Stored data
- - - - - - -

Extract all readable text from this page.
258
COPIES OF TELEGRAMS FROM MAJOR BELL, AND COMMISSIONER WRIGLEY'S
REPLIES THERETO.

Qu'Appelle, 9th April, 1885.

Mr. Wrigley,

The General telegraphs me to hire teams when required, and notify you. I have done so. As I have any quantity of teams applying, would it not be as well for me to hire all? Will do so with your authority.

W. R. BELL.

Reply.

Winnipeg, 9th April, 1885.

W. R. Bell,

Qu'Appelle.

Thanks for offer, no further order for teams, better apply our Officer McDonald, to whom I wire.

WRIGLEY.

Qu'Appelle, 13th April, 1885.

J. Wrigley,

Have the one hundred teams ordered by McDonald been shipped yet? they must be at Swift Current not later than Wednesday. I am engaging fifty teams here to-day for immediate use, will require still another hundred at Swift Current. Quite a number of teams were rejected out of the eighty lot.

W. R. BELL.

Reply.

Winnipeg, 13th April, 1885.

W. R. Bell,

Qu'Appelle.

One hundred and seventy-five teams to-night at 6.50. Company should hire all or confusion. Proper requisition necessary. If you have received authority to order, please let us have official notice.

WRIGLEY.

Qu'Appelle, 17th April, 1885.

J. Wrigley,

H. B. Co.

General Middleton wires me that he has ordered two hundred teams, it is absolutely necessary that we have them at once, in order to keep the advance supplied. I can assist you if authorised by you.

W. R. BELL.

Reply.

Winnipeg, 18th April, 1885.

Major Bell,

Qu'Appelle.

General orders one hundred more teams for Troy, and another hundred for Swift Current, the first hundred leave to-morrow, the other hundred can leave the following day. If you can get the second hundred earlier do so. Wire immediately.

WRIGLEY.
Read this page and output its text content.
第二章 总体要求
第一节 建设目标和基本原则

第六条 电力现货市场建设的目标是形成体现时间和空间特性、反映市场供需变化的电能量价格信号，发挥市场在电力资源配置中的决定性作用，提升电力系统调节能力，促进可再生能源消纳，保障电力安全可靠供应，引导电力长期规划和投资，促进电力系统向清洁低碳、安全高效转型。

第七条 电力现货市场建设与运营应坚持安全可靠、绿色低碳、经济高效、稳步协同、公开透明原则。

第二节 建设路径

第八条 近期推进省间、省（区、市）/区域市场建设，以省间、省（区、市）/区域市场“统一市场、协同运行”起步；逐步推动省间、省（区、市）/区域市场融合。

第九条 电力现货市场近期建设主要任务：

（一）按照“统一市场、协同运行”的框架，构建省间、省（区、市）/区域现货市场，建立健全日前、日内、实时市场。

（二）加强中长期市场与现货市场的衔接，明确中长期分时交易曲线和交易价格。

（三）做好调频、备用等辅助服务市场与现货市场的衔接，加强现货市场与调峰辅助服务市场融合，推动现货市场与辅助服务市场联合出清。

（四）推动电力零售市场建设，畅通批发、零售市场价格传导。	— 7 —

- - - - - - -

== Requirement ==
Transcribe every entry verbatim.

== Answer to this exercise ==
Extract all readable text from this page.
258
COPIES OF TELEGRAMS FROM MAJOR BELL, AND COMMISSIONER WRIGLEY'S
REPLIES THERETO.

Qu'Appelle, 9th April, 1885.

Mr. Wrigley,

The General telegraphs me to hire teams when required, and notify you. I have done so. As I have any quantity of teams applying, would it not be as well for me to hire all? Will do so with your authority.

W. R. BELL.

Reply.

Winnipeg, 9th April, 1885.

W. R. Bell,

Qu'Appelle.

Thanks for offer, no further order for teams, better apply our Officer McDonald, to whom I wire.

WRIGLEY.

Qu'Appelle, 13th April, 1885.

J. Wrigley,

Have the one hundred teams ordered by McDonald been shipped yet? they must be at Swift Current not later than Wednesday. I am engaging fifty teams here to-day for immediate use, will require still another hundred at Swift Current. Quite a number of teams were rejected out of the eighty lot.

W. R. BELL.

Reply.

Winnipeg, 13th April, 1885.

W. R. Bell,

Qu'Appelle.

One hundred and seventy-five teams to-night at 6.50. Company should hire all or confusion. Proper requisition necessary. If you have received authority to order, please let us have official notice.

WRIGLEY.

Qu'Appelle, 17th April, 1885.

J. Wrigley,

H. B. Co.

General Middleton wires me that he has ordered two hundred teams, it is absolutely necessary that we have them at once, in order to keep the advance supplied. I can assist you if authorised by you.

W. R. BELL.

Reply.

Winnipeg, 18th April, 1885.

Major Bell,

Qu'Appelle.

General orders one hundred more teams for Troy, and another hundred for Swift Current, the first hundred leave to-morrow, the other hundred can leave the following day. If you can get the second hundred earlier do so. Wire immediately.

WRIGLEY.
Read this page and output its text content.
第二章 总体要求
第一节 建设目标和基本原则

第六条 电力现货市场建设的目标是形成体现时间和空间特性、反映市场供需变化的电能量价格信号，发挥市场在电力资源配置中的决定性作用，提升电力系统调节能力，促进可再生能源消纳，保障电力安全可靠供应，引导电力长期规划和投资，促进电力系统向清洁低碳、安全高效转型。

第七条 电力现货市场建设与运营应坚持安全可靠、绿色低碳、经济高效、稳步协同、公开透明原则。

第二节 建设路径

第八条 近期推进省间、省（区、市）/区域市场建设，以省间、省（区、市）/区域市场“统一市场、协同运行”起步；逐步推动省间、省（区、市）/区域市场融合。

第九条 电力现货市场近期建设主要任务：

（一）按照“统一市场、协同运行”的框架，构建省间、省（区、市）/区域现货市场，建立健全日前、日内、实时市场。

（二）加强中长期市场与现货市场的衔接，明确中长期分时交易曲线和交易价格。

（三）做好调频、备用等辅助服务市场与现货市场的衔接，加强现货市场与调峰辅助服务市场融合，推动现货市场与辅助服务市场联合出清。

（四）推动电力零售市场建设，畅通批发、零售市场价格传导。	— 7 —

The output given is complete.